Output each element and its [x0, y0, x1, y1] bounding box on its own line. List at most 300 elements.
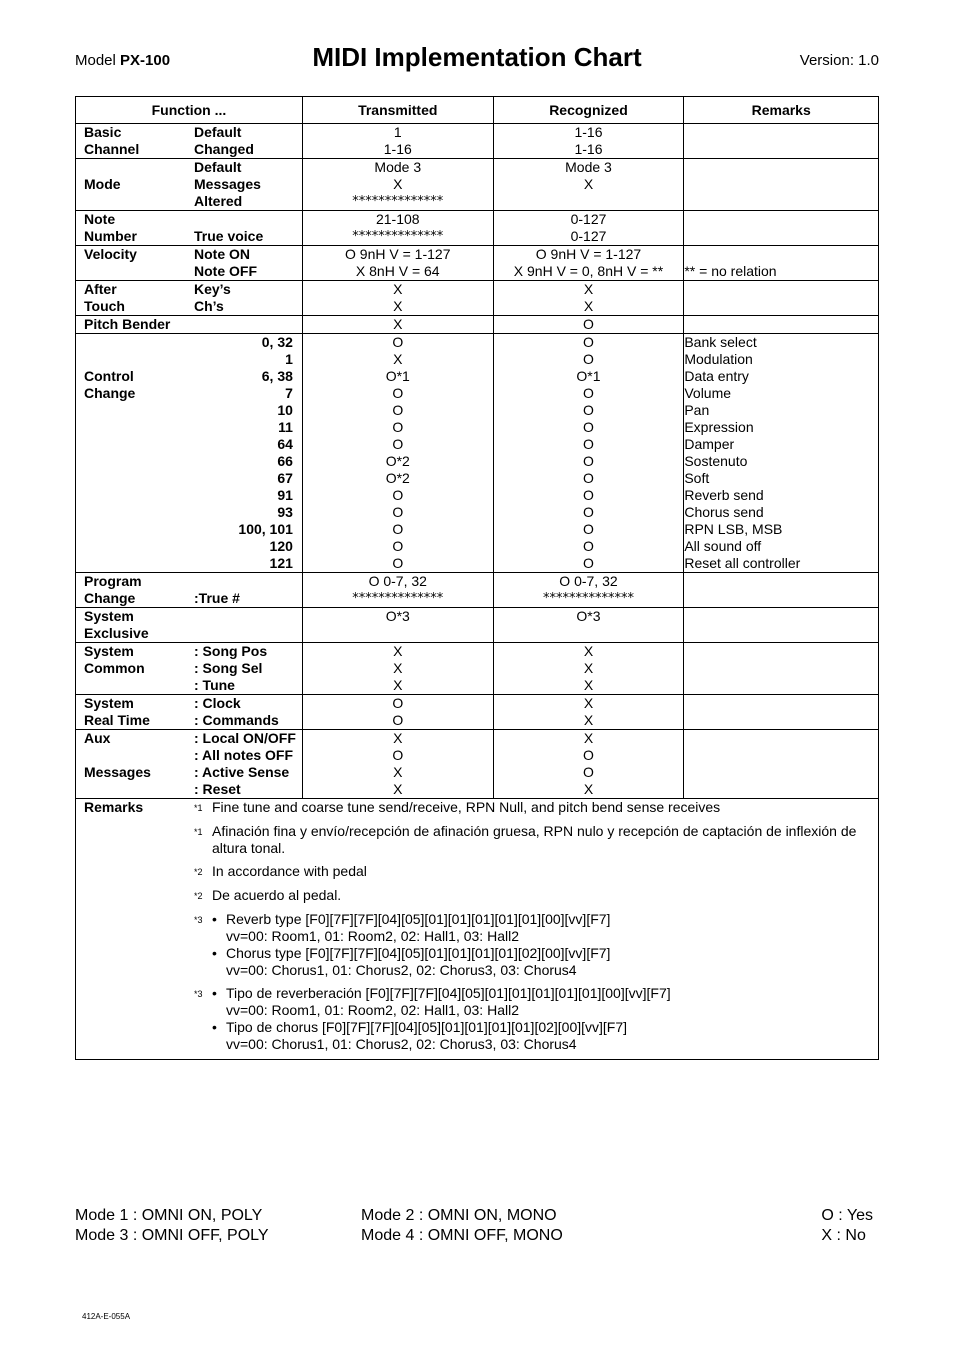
remark-text	[212, 823, 870, 857]
function-label: Change	[84, 590, 136, 606]
midi-implementation-table	[75, 96, 879, 1060]
recognized-value: 0-127	[570, 228, 607, 244]
transmitted-value: O	[392, 504, 404, 520]
function-cell	[76, 334, 303, 573]
transmitted-value: X	[393, 643, 403, 659]
function-sub-label: 93	[277, 504, 293, 520]
recognized-value: Mode 3	[565, 159, 612, 175]
function-line	[76, 695, 302, 712]
function-sub-label: :True #	[194, 590, 240, 606]
function-line	[76, 453, 302, 470]
function-line	[76, 504, 302, 521]
remark-mark: *1	[194, 803, 203, 813]
function-line	[76, 730, 302, 747]
table-row	[76, 334, 879, 573]
chart-header	[75, 42, 879, 78]
function-sub-label: Note ON	[194, 246, 250, 262]
function-line	[76, 246, 302, 263]
function-line	[76, 747, 302, 764]
transmitted-value: O	[392, 419, 404, 435]
remarks-cell	[684, 643, 879, 695]
function-label: Pitch Bender	[84, 316, 171, 332]
transmitted-cell	[302, 334, 493, 573]
model-name: PX-100	[120, 52, 171, 69]
function-label	[76, 351, 194, 368]
function-label	[76, 504, 194, 521]
bullet-line: vv=00: Chorus1, 01: Chorus2, 02: Chorus3, 03: Chorus4	[226, 962, 577, 978]
remarks-value: Pan	[684, 402, 710, 418]
recognized-value: O	[583, 764, 594, 780]
function-line	[76, 193, 302, 210]
mode-2: Mode 2 : OMNI ON, MONO	[361, 1207, 557, 1224]
remarks-body	[194, 799, 878, 1059]
function-sub-label: 121	[269, 555, 293, 571]
remark-bullet	[212, 911, 870, 945]
function-sub-label: 10	[277, 402, 293, 418]
version-label: Version: 1.0	[799, 52, 879, 69]
remarks-value	[684, 608, 878, 625]
transmitted-value: O	[392, 712, 404, 728]
bullet-dot-icon: •	[212, 911, 217, 927]
function-label: Mode	[84, 176, 121, 192]
function-label	[76, 436, 194, 453]
remarks-value	[684, 695, 878, 712]
recognized-value: O	[583, 351, 594, 367]
recognized-value: X	[583, 660, 594, 676]
function-sub-label: Messages	[194, 176, 261, 192]
function-sub-label: Default	[194, 124, 242, 140]
remarks-row	[76, 799, 879, 1060]
transmitted-value: 1-16	[383, 141, 412, 157]
remark-line: Afinación fina y envío/recepción de afinación gruesa, RPN nulo y recepción de captación de inflexión de altura tonal.	[212, 823, 857, 856]
function-label	[76, 470, 194, 487]
transmitted-value: X	[393, 281, 403, 297]
remarks-value	[684, 211, 878, 228]
remarks-value	[684, 298, 878, 315]
bullet-text	[226, 1019, 627, 1053]
function-label	[76, 263, 194, 280]
function-line	[76, 573, 302, 590]
remarks-cell	[684, 730, 879, 799]
recognized-value: X	[583, 695, 594, 711]
recognized-value: 1-16	[574, 124, 603, 140]
remarks-value: Modulation	[684, 351, 753, 367]
recognized-value: X	[583, 643, 594, 659]
function-line	[76, 590, 302, 607]
bullet-text	[226, 911, 610, 945]
function-sub-label	[194, 608, 302, 642]
function-line	[76, 470, 302, 487]
remark-mark: *2	[194, 867, 203, 877]
remark-mark: *3	[194, 989, 203, 999]
function-line	[76, 487, 302, 504]
recognized-cell	[493, 695, 684, 730]
page-title: MIDI Implementation Chart	[312, 42, 642, 72]
remark-text	[212, 887, 870, 905]
table-row	[76, 316, 879, 334]
function-label	[76, 193, 194, 210]
remarks-value: Soft	[684, 470, 710, 486]
function-label	[76, 521, 194, 538]
function-label: Control	[84, 368, 134, 384]
transmitted-value: O	[392, 538, 404, 554]
function-line	[76, 764, 302, 781]
recognized-value: O	[583, 555, 594, 571]
function-line	[76, 159, 302, 176]
bullet-line: vv=00: Room1, 01: Room2, 02: Hall1, 03: Hall2	[226, 928, 519, 944]
transmitted-cell	[302, 124, 493, 159]
remark-bullet	[212, 945, 870, 979]
remark-text	[212, 911, 870, 979]
function-sub-label: : Local ON/OFF	[194, 730, 296, 746]
function-sub-label: 100, 101	[238, 521, 293, 537]
function-sub-label: : Song Pos	[194, 643, 268, 659]
remark-note	[194, 911, 870, 979]
transmitted-value: O	[392, 334, 404, 350]
function-sub-label	[194, 316, 302, 333]
transmitted-cell	[302, 608, 493, 643]
bullet-text	[226, 985, 671, 1019]
table-row	[76, 643, 879, 695]
remarks-value: RPN LSB, MSB	[684, 521, 783, 537]
remarks-value: ** = no relation	[684, 263, 777, 279]
remarks-cell	[684, 573, 879, 608]
function-line	[76, 141, 302, 158]
bullet-line: Chorus type [F0][7F][7F][04][05][01][01][01][01][02][00][vv][F7]	[226, 945, 611, 961]
function-label: System Exclusive	[84, 608, 149, 641]
recognized-value: O	[583, 470, 594, 486]
function-line	[76, 608, 302, 642]
function-label	[76, 159, 194, 176]
transmitted-value: O	[392, 402, 404, 418]
remarks-cell	[684, 281, 879, 316]
recognized-value: O	[583, 402, 594, 418]
table-row	[76, 281, 879, 316]
transmitted-value: O 9nH V = 1-127	[345, 246, 451, 262]
bullet-dot-icon: •	[212, 945, 217, 961]
remarks-value	[684, 246, 878, 263]
function-sub-label: : Active Sense	[194, 764, 290, 780]
recognized-value: O	[583, 419, 594, 435]
remarks-cell	[684, 608, 879, 643]
function-line	[76, 351, 302, 368]
function-label	[76, 677, 194, 694]
remarks-value	[684, 141, 878, 158]
legend-no: X : No	[821, 1227, 866, 1244]
function-label	[76, 538, 194, 555]
remarks-cell	[684, 316, 879, 334]
function-sub-label: 120	[269, 538, 293, 554]
recognized-cell	[493, 159, 684, 211]
recognized-value: O	[583, 436, 594, 452]
remarks-value	[684, 660, 878, 677]
remarks-value: Damper	[684, 436, 735, 452]
function-cell	[76, 211, 303, 246]
recognized-cell	[493, 730, 684, 799]
remarks-value	[684, 124, 878, 141]
transmitted-value: X	[393, 730, 403, 746]
transmitted-value: X	[393, 176, 403, 192]
table-row	[76, 124, 879, 159]
remarks-wrap	[76, 799, 878, 1059]
column-header-recognized: Recognized	[493, 97, 684, 124]
recognized-value: 0-127	[570, 211, 607, 227]
recognized-cell	[493, 211, 684, 246]
remarks-cell	[684, 211, 879, 246]
remarks-value: Sostenuto	[684, 453, 748, 469]
function-label	[76, 747, 194, 764]
table-row	[76, 246, 879, 281]
transmitted-cell	[302, 246, 493, 281]
recognized-cell	[493, 124, 684, 159]
remark-note	[194, 823, 870, 857]
function-label	[76, 555, 194, 572]
function-cell	[76, 124, 303, 159]
remark-line: Fine tune and coarse tune send/receive, RPN Null, and pitch bend sense receives	[212, 799, 721, 815]
recognized-value: O	[583, 334, 594, 350]
transmitted-cell	[302, 159, 493, 211]
remarks-value: Chorus send	[684, 504, 764, 520]
recognized-cell	[493, 643, 684, 695]
mode-4: Mode 4 : OMNI OFF, MONO	[361, 1227, 563, 1244]
remark-text	[212, 985, 870, 1053]
transmitted-cell	[302, 695, 493, 730]
remark-mark: *1	[194, 827, 203, 837]
transmitted-cell	[302, 643, 493, 695]
transmitted-cell	[302, 316, 493, 334]
recognized-cell	[493, 608, 684, 643]
remarks-value: Expression	[684, 419, 754, 435]
function-line	[76, 521, 302, 538]
function-sub-label: Altered	[194, 193, 243, 209]
function-sub-label	[194, 211, 302, 228]
recognized-value: O	[583, 747, 594, 763]
table-header-row	[76, 97, 879, 124]
function-line	[76, 660, 302, 677]
remarks-value	[684, 677, 878, 694]
function-line	[76, 436, 302, 453]
remarks-value: Reset all controller	[684, 555, 801, 571]
function-line	[76, 263, 302, 280]
remarks-label: Remarks	[84, 799, 144, 815]
transmitted-value: O*2	[385, 453, 410, 469]
function-label: Basic	[84, 124, 122, 140]
transmitted-value: X	[393, 351, 403, 367]
legend-yes: O : Yes	[821, 1207, 873, 1224]
function-label: Number	[84, 228, 137, 244]
remarks-value	[684, 176, 878, 193]
remarks-cell	[684, 124, 879, 159]
table-row	[76, 573, 879, 608]
recognized-cell	[493, 573, 684, 608]
function-sub-label: Changed	[194, 141, 254, 157]
function-cell	[76, 573, 303, 608]
function-sub-label: 91	[277, 487, 293, 503]
function-line	[76, 316, 302, 333]
transmitted-value: **************	[352, 591, 444, 606]
mode-3: Mode 3 : OMNI OFF, POLY	[75, 1227, 269, 1244]
remarks-value: Reverb send	[684, 487, 764, 503]
column-header-function: Function ...	[76, 97, 303, 124]
model-prefix: Model	[75, 52, 116, 69]
function-line	[76, 334, 302, 351]
table-row	[76, 608, 879, 643]
footer-col-2	[361, 1206, 563, 1246]
remarks-value	[684, 643, 878, 660]
function-label: Channel	[84, 141, 140, 157]
remarks-value: All sound off	[684, 538, 762, 554]
function-cell	[76, 695, 303, 730]
bullet-line: vv=00: Chorus1, 01: Chorus2, 02: Chorus3, 03: Chorus4	[226, 1036, 577, 1052]
function-line	[76, 781, 302, 798]
function-sub-label	[194, 573, 302, 590]
transmitted-value: Mode 3	[374, 159, 422, 175]
transmitted-value: O	[392, 695, 404, 711]
transmitted-value: O*2	[385, 470, 410, 486]
recognized-value: 1-16	[574, 141, 603, 157]
function-label: Change	[84, 385, 136, 401]
column-header-transmitted: Transmitted	[302, 97, 493, 124]
footer-col-3	[821, 1206, 873, 1246]
function-sub-label: : Clock	[194, 695, 241, 711]
remark-note	[194, 985, 870, 1053]
function-line	[76, 402, 302, 419]
function-line	[76, 124, 302, 141]
remark-line: De acuerdo al pedal.	[212, 887, 342, 903]
remarks-value	[684, 228, 878, 245]
recognized-value: O*3	[576, 608, 601, 624]
recognized-cell	[493, 281, 684, 316]
remarks-value: Volume	[684, 385, 732, 401]
recognized-cell	[493, 246, 684, 281]
recognized-value: **************	[542, 591, 634, 606]
remark-text	[212, 863, 870, 881]
function-line	[76, 712, 302, 729]
function-label: Touch	[84, 298, 125, 314]
function-sub-label: : Tune	[194, 677, 235, 693]
function-label: System	[84, 695, 134, 711]
transmitted-value: O*1	[385, 368, 410, 384]
table-row	[76, 730, 879, 799]
function-sub-label: : Commands	[194, 712, 279, 728]
function-sub-label: 11	[278, 419, 293, 435]
table-row	[76, 159, 879, 211]
function-label	[76, 419, 194, 436]
function-label: Real Time	[84, 712, 150, 728]
recognized-value: O*1	[576, 368, 601, 384]
document-code: 412A-E-055A	[82, 1312, 131, 1321]
transmitted-cell	[302, 573, 493, 608]
transmitted-value: O	[392, 555, 404, 571]
function-sub-label: : All notes OFF	[194, 747, 294, 763]
function-sub-label: True voice	[194, 228, 264, 244]
function-sub-label: Default	[194, 159, 242, 175]
recognized-value: O	[583, 538, 594, 554]
remarks-cell	[684, 159, 879, 211]
function-line	[76, 176, 302, 193]
function-label: Messages	[84, 764, 151, 780]
remark-note	[194, 863, 870, 881]
function-label: After	[84, 281, 117, 297]
recognized-value: X	[583, 677, 594, 693]
transmitted-value: 21-108	[375, 211, 420, 227]
function-cell	[76, 316, 303, 334]
recognized-value: O 0-7, 32	[559, 573, 618, 589]
recognized-cell	[493, 316, 684, 334]
transmitted-value: O	[392, 521, 404, 537]
remarks-value	[684, 764, 878, 781]
function-sub-label: 67	[277, 470, 293, 486]
recognized-value: X	[583, 281, 594, 297]
remarks-value	[684, 316, 878, 333]
remarks-value	[684, 781, 878, 798]
remarks-value	[684, 730, 878, 747]
transmitted-value: O*3	[385, 608, 410, 624]
recognized-cell	[493, 334, 684, 573]
function-line	[76, 677, 302, 694]
remarks-value	[684, 281, 878, 298]
table-row	[76, 695, 879, 730]
recognized-value: X	[583, 176, 594, 192]
recognized-value	[494, 193, 684, 210]
remarks-cell	[76, 799, 879, 1060]
recognized-value: X 9nH V = 0, 8nH V = **	[513, 263, 664, 279]
function-sub-label: Ch’s	[194, 298, 224, 314]
transmitted-value: X 8nH V = 64	[355, 263, 440, 279]
transmitted-value: **************	[352, 229, 444, 244]
function-sub-label: 6, 38	[261, 368, 293, 384]
recognized-value: O	[583, 521, 594, 537]
function-line	[76, 211, 302, 228]
function-sub-label: : Song Sel	[194, 660, 263, 676]
function-line	[76, 298, 302, 315]
bullet-line: Tipo de chorus [F0][7F][7F][04][05][01][01][01][01][02][00][vv][F7]	[226, 1019, 628, 1035]
transmitted-value: O 0-7, 32	[368, 573, 427, 589]
function-sub-label: 1	[285, 351, 293, 367]
function-sub-label: 64	[277, 436, 293, 452]
transmitted-value: O	[392, 385, 404, 401]
remarks-value	[684, 193, 878, 210]
function-label	[76, 487, 194, 504]
transmitted-value: X	[393, 677, 403, 693]
remarks-value	[684, 573, 878, 590]
column-header-remarks: Remarks	[684, 97, 879, 124]
remarks-value	[684, 747, 878, 764]
remark-mark: *2	[194, 891, 203, 901]
recognized-value: O 9nH V = 1-127	[535, 246, 642, 262]
remarks-value	[684, 159, 878, 176]
function-label: Velocity	[84, 246, 137, 262]
function-cell	[76, 246, 303, 281]
transmitted-value: O	[392, 487, 404, 503]
remark-mark: *3	[194, 915, 203, 925]
function-cell	[76, 159, 303, 211]
function-label: System	[84, 643, 134, 659]
transmitted-value: X	[393, 298, 403, 314]
transmitted-value: O	[392, 747, 404, 763]
transmitted-value: O	[392, 436, 404, 452]
transmitted-value: 1	[393, 124, 402, 140]
remark-note	[194, 887, 870, 905]
function-cell	[76, 281, 303, 316]
function-label: Program	[84, 573, 142, 589]
recognized-value: O	[583, 385, 594, 401]
transmitted-value: X	[393, 764, 403, 780]
function-label: Aux	[84, 730, 111, 746]
function-sub-label: 66	[277, 453, 293, 469]
function-line	[76, 555, 302, 572]
mode-1: Mode 1 : OMNI ON, POLY	[75, 1207, 263, 1224]
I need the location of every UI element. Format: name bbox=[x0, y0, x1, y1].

REQUIREMENT -> Show every line of the records that contains the string "footer", matching case exactly.

ANSWER TO THE TASK ->
footer-col-2	[361, 1206, 563, 1246]
footer-col-3	[821, 1206, 873, 1246]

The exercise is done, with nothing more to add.